■ **Direction**:
Return the complete listing that follows, with each line reproduced exactly.

++++++++++

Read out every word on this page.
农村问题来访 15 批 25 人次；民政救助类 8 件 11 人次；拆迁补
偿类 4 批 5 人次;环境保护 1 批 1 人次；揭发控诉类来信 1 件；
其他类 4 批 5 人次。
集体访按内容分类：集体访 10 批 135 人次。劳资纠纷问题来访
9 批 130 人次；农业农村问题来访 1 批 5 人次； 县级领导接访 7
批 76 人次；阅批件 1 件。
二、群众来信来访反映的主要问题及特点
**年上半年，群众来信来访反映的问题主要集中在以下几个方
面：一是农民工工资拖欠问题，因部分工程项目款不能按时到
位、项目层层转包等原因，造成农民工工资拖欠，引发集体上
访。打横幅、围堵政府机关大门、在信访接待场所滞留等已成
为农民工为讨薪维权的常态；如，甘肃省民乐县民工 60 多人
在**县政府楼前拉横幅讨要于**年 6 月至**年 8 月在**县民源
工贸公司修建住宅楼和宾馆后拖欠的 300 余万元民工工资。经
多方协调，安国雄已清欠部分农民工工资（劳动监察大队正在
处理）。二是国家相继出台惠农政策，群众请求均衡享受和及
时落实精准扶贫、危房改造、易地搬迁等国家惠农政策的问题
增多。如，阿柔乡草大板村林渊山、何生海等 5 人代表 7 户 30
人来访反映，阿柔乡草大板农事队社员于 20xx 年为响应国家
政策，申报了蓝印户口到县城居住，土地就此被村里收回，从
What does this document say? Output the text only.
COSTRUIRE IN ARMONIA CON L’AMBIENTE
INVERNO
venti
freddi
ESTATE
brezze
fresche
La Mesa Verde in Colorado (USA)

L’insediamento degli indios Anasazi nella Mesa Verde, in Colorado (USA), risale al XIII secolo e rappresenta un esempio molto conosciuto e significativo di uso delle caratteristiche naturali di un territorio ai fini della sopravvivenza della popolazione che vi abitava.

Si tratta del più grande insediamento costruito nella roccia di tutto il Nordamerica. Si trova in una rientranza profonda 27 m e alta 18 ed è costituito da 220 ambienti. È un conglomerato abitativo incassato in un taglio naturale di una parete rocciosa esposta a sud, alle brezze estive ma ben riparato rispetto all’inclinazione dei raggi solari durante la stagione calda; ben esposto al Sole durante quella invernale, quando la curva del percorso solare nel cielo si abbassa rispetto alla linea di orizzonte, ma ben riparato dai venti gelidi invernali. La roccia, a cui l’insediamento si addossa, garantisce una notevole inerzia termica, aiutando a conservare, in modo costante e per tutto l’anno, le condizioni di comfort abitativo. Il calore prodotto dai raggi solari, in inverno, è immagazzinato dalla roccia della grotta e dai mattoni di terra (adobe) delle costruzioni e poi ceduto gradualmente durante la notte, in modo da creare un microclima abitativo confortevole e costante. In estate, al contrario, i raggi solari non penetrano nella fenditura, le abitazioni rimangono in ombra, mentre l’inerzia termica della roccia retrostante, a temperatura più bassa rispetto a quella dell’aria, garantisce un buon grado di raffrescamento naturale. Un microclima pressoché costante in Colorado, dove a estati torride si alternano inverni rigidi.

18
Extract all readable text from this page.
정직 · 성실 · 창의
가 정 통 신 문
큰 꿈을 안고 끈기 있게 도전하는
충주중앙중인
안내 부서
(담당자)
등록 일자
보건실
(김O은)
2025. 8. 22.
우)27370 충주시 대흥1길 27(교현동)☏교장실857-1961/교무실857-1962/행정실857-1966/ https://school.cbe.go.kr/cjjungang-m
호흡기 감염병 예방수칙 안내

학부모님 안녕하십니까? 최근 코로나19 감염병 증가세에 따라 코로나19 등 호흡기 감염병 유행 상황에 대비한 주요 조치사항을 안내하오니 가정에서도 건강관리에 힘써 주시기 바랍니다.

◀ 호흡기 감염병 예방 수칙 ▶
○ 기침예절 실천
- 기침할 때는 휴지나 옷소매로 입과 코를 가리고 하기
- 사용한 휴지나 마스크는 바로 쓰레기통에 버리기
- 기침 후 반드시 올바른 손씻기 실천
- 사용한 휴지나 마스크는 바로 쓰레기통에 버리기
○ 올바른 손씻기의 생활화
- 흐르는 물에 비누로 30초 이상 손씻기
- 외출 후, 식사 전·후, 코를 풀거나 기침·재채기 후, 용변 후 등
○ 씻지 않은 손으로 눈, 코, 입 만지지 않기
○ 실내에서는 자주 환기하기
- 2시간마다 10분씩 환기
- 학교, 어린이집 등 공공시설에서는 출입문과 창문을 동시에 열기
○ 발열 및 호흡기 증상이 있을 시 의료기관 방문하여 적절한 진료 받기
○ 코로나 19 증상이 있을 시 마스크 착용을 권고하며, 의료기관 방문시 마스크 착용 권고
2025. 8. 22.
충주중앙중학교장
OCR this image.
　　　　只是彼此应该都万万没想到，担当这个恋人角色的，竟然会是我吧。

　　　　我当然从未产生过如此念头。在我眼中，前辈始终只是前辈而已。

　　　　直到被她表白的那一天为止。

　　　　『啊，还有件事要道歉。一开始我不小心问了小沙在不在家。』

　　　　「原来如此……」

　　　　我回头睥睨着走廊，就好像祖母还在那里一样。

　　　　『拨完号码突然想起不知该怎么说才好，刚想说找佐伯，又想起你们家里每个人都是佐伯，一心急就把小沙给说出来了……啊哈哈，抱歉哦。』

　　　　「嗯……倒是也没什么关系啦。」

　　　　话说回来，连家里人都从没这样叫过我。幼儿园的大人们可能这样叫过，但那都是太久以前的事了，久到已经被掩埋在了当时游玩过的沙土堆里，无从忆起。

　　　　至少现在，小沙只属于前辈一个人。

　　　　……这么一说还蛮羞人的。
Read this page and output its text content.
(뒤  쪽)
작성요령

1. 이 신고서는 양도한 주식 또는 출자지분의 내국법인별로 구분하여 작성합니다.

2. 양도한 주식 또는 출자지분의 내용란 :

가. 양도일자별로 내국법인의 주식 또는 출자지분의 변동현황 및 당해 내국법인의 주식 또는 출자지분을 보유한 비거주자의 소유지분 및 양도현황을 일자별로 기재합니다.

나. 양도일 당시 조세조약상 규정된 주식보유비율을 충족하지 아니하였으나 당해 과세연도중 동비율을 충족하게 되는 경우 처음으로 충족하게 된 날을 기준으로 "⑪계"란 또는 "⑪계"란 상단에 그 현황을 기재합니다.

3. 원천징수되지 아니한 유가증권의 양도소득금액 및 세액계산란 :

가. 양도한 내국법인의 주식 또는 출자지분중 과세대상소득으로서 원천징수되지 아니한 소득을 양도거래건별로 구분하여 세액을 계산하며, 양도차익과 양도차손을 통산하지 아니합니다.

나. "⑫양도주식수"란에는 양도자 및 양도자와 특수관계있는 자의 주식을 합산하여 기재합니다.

++++++++++

■ **Expected answer**:
Read out every word on this page.
农村问题来访 15 批 25 人次；民政救助类 8 件 11 人次；拆迁补
偿类 4 批 5 人次;环境保护 1 批 1 人次；揭发控诉类来信 1 件；
其他类 4 批 5 人次。
集体访按内容分类：集体访 10 批 135 人次。劳资纠纷问题来访
9 批 130 人次；农业农村问题来访 1 批 5 人次； 县级领导接访 7
批 76 人次；阅批件 1 件。
二、群众来信来访反映的主要问题及特点
**年上半年，群众来信来访反映的问题主要集中在以下几个方
面：一是农民工工资拖欠问题，因部分工程项目款不能按时到
位、项目层层转包等原因，造成农民工工资拖欠，引发集体上
访。打横幅、围堵政府机关大门、在信访接待场所滞留等已成
为农民工为讨薪维权的常态；如，甘肃省民乐县民工 60 多人
在**县政府楼前拉横幅讨要于**年 6 月至**年 8 月在**县民源
工贸公司修建住宅楼和宾馆后拖欠的 300 余万元民工工资。经
多方协调，安国雄已清欠部分农民工工资（劳动监察大队正在
处理）。二是国家相继出台惠农政策，群众请求均衡享受和及
时落实精准扶贫、危房改造、易地搬迁等国家惠农政策的问题
增多。如，阿柔乡草大板村林渊山、何生海等 5 人代表 7 户 30
人来访反映，阿柔乡草大板农事队社员于 20xx 年为响应国家
政策，申报了蓝印户口到县城居住，土地就此被村里收回，从
What does this document say? Output the text only.
COSTRUIRE IN ARMONIA CON L’AMBIENTE
INVERNO
venti
freddi
ESTATE
brezze
fresche
La Mesa Verde in Colorado (USA)

L’insediamento degli indios Anasazi nella Mesa Verde, in Colorado (USA), risale al XIII secolo e rappresenta un esempio molto conosciuto e significativo di uso delle caratteristiche naturali di un territorio ai fini della sopravvivenza della popolazione che vi abitava.

Si tratta del più grande insediamento costruito nella roccia di tutto il Nordamerica. Si trova in una rientranza profonda 27 m e alta 18 ed è costituito da 220 ambienti. È un conglomerato abitativo incassato in un taglio naturale di una parete rocciosa esposta a sud, alle brezze estive ma ben riparato rispetto all’inclinazione dei raggi solari durante la stagione calda; ben esposto al Sole durante quella invernale, quando la curva del percorso solare nel cielo si abbassa rispetto alla linea di orizzonte, ma ben riparato dai venti gelidi invernali. La roccia, a cui l’insediamento si addossa, garantisce una notevole inerzia termica, aiutando a conservare, in modo costante e per tutto l’anno, le condizioni di comfort abitativo. Il calore prodotto dai raggi solari, in inverno, è immagazzinato dalla roccia della grotta e dai mattoni di terra (adobe) delle costruzioni e poi ceduto gradualmente durante la notte, in modo da creare un microclima abitativo confortevole e costante. In estate, al contrario, i raggi solari non penetrano nella fenditura, le abitazioni rimangono in ombra, mentre l’inerzia termica della roccia retrostante, a temperatura più bassa rispetto a quella dell’aria, garantisce un buon grado di raffrescamento naturale. Un microclima pressoché costante in Colorado, dove a estati torride si alternano inverni rigidi.

18
Extract all readable text from this page.
정직 · 성실 · 창의
가 정 통 신 문
큰 꿈을 안고 끈기 있게 도전하는
충주중앙중인
안내 부서
(담당자)
등록 일자
보건실
(김O은)
2025. 8. 22.
우)27370 충주시 대흥1길 27(교현동)☏교장실857-1961/교무실857-1962/행정실857-1966/ https://school.cbe.go.kr/cjjungang-m
호흡기 감염병 예방수칙 안내

학부모님 안녕하십니까? 최근 코로나19 감염병 증가세에 따라 코로나19 등 호흡기 감염병 유행 상황에 대비한 주요 조치사항을 안내하오니 가정에서도 건강관리에 힘써 주시기 바랍니다.

◀ 호흡기 감염병 예방 수칙 ▶
○ 기침예절 실천
- 기침할 때는 휴지나 옷소매로 입과 코를 가리고 하기
- 사용한 휴지나 마스크는 바로 쓰레기통에 버리기
- 기침 후 반드시 올바른 손씻기 실천
- 사용한 휴지나 마스크는 바로 쓰레기통에 버리기
○ 올바른 손씻기의 생활화
- 흐르는 물에 비누로 30초 이상 손씻기
- 외출 후, 식사 전·후, 코를 풀거나 기침·재채기 후, 용변 후 등
○ 씻지 않은 손으로 눈, 코, 입 만지지 않기
○ 실내에서는 자주 환기하기
- 2시간마다 10분씩 환기
- 학교, 어린이집 등 공공시설에서는 출입문과 창문을 동시에 열기
○ 발열 및 호흡기 증상이 있을 시 의료기관 방문하여 적절한 진료 받기
○ 코로나 19 증상이 있을 시 마스크 착용을 권고하며, 의료기관 방문시 마스크 착용 권고
2025. 8. 22.
충주중앙중학교장
OCR this image.
　　　　只是彼此应该都万万没想到，担当这个恋人角色的，竟然会是我吧。

　　　　我当然从未产生过如此念头。在我眼中，前辈始终只是前辈而已。

　　　　直到被她表白的那一天为止。

　　　　『啊，还有件事要道歉。一开始我不小心问了小沙在不在家。』

　　　　「原来如此……」

　　　　我回头睥睨着走廊，就好像祖母还在那里一样。

　　　　『拨完号码突然想起不知该怎么说才好，刚想说找佐伯，又想起你们家里每个人都是佐伯，一心急就把小沙给说出来了……啊哈哈，抱歉哦。』

　　　　「嗯……倒是也没什么关系啦。」

　　　　话说回来，连家里人都从没这样叫过我。幼儿园的大人们可能这样叫过，但那都是太久以前的事了，久到已经被掩埋在了当时游玩过的沙土堆里，无从忆起。

　　　　至少现在，小沙只属于前辈一个人。

　　　　……这么一说还蛮羞人的。
Read this page and output its text content.
(뒤  쪽)
작성요령

1. 이 신고서는 양도한 주식 또는 출자지분의 내국법인별로 구분하여 작성합니다.

2. 양도한 주식 또는 출자지분의 내용란 :

가. 양도일자별로 내국법인의 주식 또는 출자지분의 변동현황 및 당해 내국법인의 주식 또는 출자지분을 보유한 비거주자의 소유지분 및 양도현황을 일자별로 기재합니다.

나. 양도일 당시 조세조약상 규정된 주식보유비율을 충족하지 아니하였으나 당해 과세연도중 동비율을 충족하게 되는 경우 처음으로 충족하게 된 날을 기준으로 "⑪계"란 또는 "⑪계"란 상단에 그 현황을 기재합니다.

3. 원천징수되지 아니한 유가증권의 양도소득금액 및 세액계산란 :

가. 양도한 내국법인의 주식 또는 출자지분중 과세대상소득으로서 원천징수되지 아니한 소득을 양도거래건별로 구분하여 세액을 계산하며, 양도차익과 양도차손을 통산하지 아니합니다.

나. "⑫양도주식수"란에는 양도자 및 양도자와 특수관계있는 자의 주식을 합산하여 기재합니다.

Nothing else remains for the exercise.